• **Work to be completed**: Collect each line of the entries that holds the string "如图所示".

• **Materials provided**:
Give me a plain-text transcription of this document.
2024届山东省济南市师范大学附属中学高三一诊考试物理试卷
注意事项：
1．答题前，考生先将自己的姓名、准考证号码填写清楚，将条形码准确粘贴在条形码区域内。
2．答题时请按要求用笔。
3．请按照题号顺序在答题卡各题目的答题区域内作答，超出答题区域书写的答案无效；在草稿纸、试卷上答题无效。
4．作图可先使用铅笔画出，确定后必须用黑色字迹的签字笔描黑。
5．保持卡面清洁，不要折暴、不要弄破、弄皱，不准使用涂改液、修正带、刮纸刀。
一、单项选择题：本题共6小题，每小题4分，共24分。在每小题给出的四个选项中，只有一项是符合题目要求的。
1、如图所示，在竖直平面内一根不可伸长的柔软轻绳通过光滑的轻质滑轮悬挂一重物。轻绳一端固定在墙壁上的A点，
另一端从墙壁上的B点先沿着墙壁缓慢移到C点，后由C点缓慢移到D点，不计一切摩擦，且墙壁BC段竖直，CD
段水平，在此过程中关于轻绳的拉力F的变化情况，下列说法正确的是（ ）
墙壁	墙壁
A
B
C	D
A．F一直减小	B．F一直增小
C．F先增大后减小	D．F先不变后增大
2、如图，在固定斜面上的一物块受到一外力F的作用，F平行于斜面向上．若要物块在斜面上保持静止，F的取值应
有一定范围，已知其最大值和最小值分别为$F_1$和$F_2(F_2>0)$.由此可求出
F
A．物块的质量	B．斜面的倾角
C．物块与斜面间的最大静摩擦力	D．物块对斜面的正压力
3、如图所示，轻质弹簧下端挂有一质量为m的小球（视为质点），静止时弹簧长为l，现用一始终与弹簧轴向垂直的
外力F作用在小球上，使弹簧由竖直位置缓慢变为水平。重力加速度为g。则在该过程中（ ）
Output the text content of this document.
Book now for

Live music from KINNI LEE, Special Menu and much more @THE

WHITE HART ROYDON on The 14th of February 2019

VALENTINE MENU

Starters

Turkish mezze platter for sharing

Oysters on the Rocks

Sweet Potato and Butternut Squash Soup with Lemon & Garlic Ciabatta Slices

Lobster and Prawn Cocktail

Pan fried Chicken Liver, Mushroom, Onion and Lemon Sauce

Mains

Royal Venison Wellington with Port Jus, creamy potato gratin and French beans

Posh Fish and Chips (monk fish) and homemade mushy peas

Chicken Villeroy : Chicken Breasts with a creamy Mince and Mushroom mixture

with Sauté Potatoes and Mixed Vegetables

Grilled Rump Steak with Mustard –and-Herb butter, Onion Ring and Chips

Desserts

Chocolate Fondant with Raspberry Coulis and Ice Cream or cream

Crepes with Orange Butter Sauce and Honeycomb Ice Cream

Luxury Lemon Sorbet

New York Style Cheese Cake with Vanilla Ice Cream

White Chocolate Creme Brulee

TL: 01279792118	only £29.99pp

• **Task response**:
1、如图所示，在竖直平面内一根不可伸长的柔软轻绳通过光滑的轻质滑轮悬挂一重物。轻绳一端固定在墙壁上的A点，
3、如图所示，轻质弹簧下端挂有一质量为m的小球（视为质点），静止时弹簧长为l，现用一始终与弹簧轴向垂直的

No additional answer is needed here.